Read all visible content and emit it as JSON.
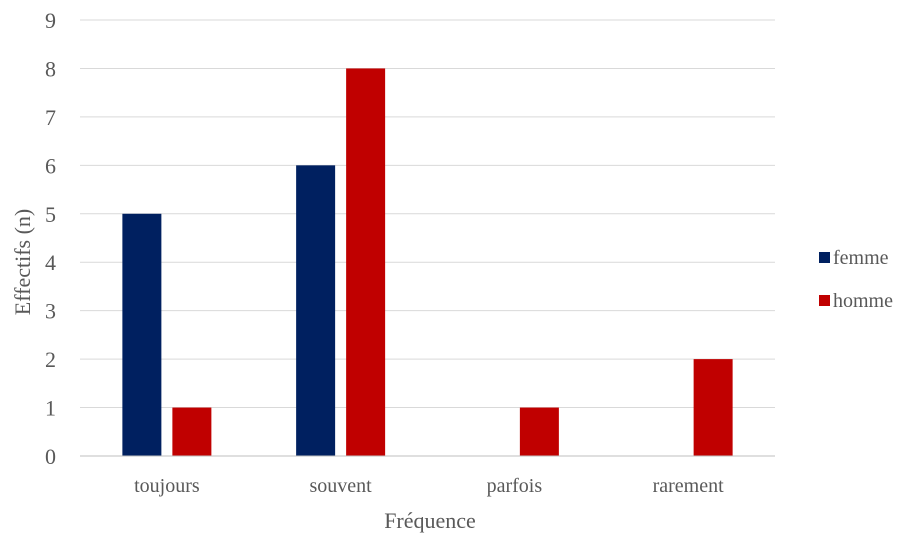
{
  "chart_data": {
    "type": "bar",
    "title": "",
    "xlabel": "Fréquence",
    "ylabel": "Effectifs (n)",
    "categories": [
      "toujours",
      "souvent",
      "parfois",
      "rarement"
    ],
    "series": [
      {
        "name": "femme",
        "values": [
          5,
          6,
          0,
          0
        ],
        "color": "#002060"
      },
      {
        "name": "homme",
        "values": [
          1,
          8,
          1,
          2
        ],
        "color": "#C00000"
      }
    ],
    "ylim": [
      0,
      9
    ],
    "yticks": [
      0,
      1,
      2,
      3,
      4,
      5,
      6,
      7,
      8,
      9
    ],
    "grid": true,
    "legend_position": "right"
  }
}
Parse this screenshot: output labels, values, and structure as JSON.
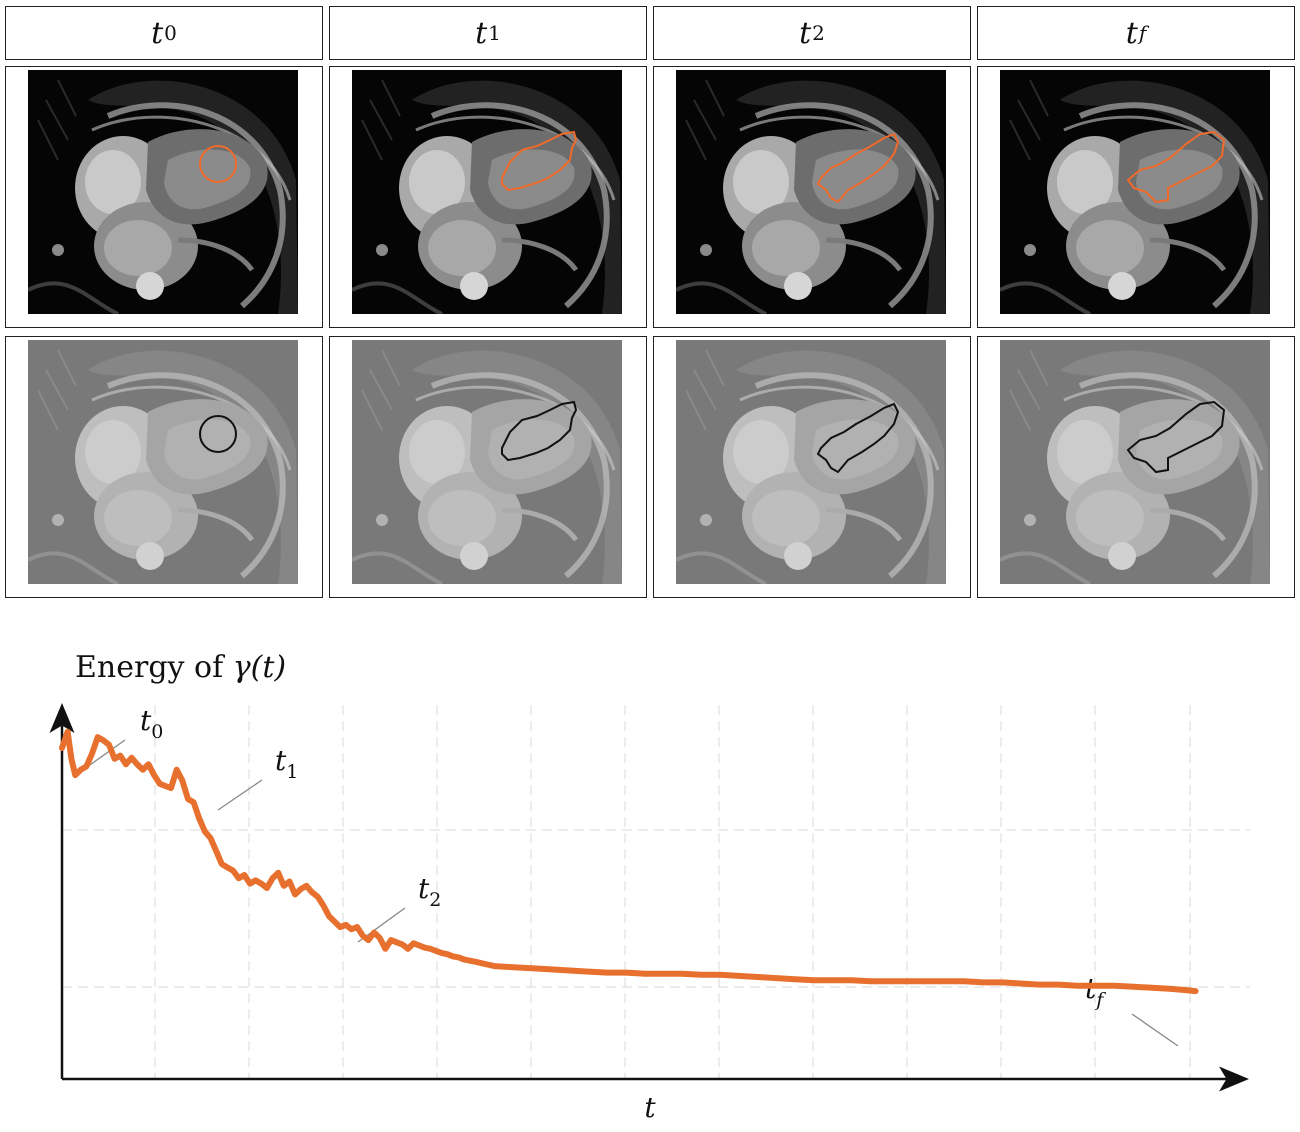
{
  "columns": [
    {
      "name": "t",
      "sub": "0",
      "sub_italic": false
    },
    {
      "name": "t",
      "sub": "1",
      "sub_italic": false
    },
    {
      "name": "t",
      "sub": "2",
      "sub_italic": false
    },
    {
      "name": "t",
      "sub": "f",
      "sub_italic": true
    }
  ],
  "rows": [
    "mri-with-contour",
    "faded-mri-with-contour"
  ],
  "colors": {
    "contour_top": "#ef6a2b",
    "contour_bottom": "#111111",
    "curve": "#e8702e",
    "grid": "#d9d9d9"
  },
  "chart_data": {
    "type": "line",
    "title_prefix": "Energy of ",
    "title_var": "γ(t)",
    "xlabel": "t",
    "ylabel": "",
    "grid": true,
    "xlim": [
      0,
      600
    ],
    "ylim": [
      0,
      340
    ],
    "series": [
      {
        "x": [
          0,
          3,
          5,
          7,
          10,
          13,
          16,
          19,
          22,
          25,
          28,
          31,
          34,
          37,
          40,
          43,
          46,
          49,
          52,
          55,
          58,
          61,
          64,
          67,
          70,
          73,
          76,
          79,
          82,
          85,
          88,
          91,
          94,
          97,
          100,
          103,
          106,
          109,
          112,
          115,
          118,
          121,
          124,
          127,
          130,
          133,
          136,
          139,
          142,
          145,
          148,
          151,
          154,
          157,
          160,
          163,
          166,
          169,
          172,
          175,
          178,
          181,
          184,
          187,
          190,
          193,
          196,
          199,
          202,
          205,
          208,
          211,
          214,
          217,
          220,
          225,
          230,
          240,
          250,
          260,
          270,
          280,
          290,
          300,
          310,
          320,
          330,
          340,
          350,
          360,
          370,
          380,
          390,
          400,
          410,
          420,
          430,
          440,
          450,
          460,
          470,
          480,
          490,
          500,
          510,
          520,
          530,
          540,
          550,
          560,
          570,
          580,
          590,
          597,
          603
        ],
        "values": [
          305,
          320,
          295,
          280,
          285,
          288,
          300,
          315,
          312,
          308,
          295,
          298,
          290,
          296,
          290,
          285,
          290,
          280,
          272,
          270,
          268,
          285,
          275,
          258,
          255,
          240,
          228,
          222,
          210,
          198,
          195,
          192,
          185,
          188,
          180,
          183,
          180,
          176,
          185,
          190,
          178,
          182,
          170,
          175,
          178,
          172,
          168,
          160,
          150,
          145,
          140,
          142,
          138,
          140,
          132,
          128,
          135,
          130,
          120,
          128,
          126,
          124,
          120,
          125,
          123,
          121,
          120,
          118,
          116,
          115,
          113,
          112,
          110,
          109,
          108,
          106,
          104,
          103,
          102,
          101,
          100,
          99,
          98,
          98,
          97,
          97,
          97,
          96,
          96,
          95,
          94,
          93,
          92,
          91,
          91,
          91,
          90,
          90,
          90,
          90,
          90,
          90,
          89,
          89,
          88,
          87,
          87,
          86,
          86,
          86,
          85,
          84,
          83,
          82,
          81
        ]
      }
    ],
    "labels": [
      {
        "name": "t",
        "sub": "0",
        "sub_italic": false
      },
      {
        "name": "t",
        "sub": "1",
        "sub_italic": false
      },
      {
        "name": "t",
        "sub": "2",
        "sub_italic": false
      },
      {
        "name": "t",
        "sub": "f",
        "sub_italic": true
      }
    ]
  }
}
..............................
[Goal of the exercise] Using the listing, collect all lines in which the string "with" is found.

[Solution to this exercise]
    "mri-with-contour",
    "faded-mri-with-contour"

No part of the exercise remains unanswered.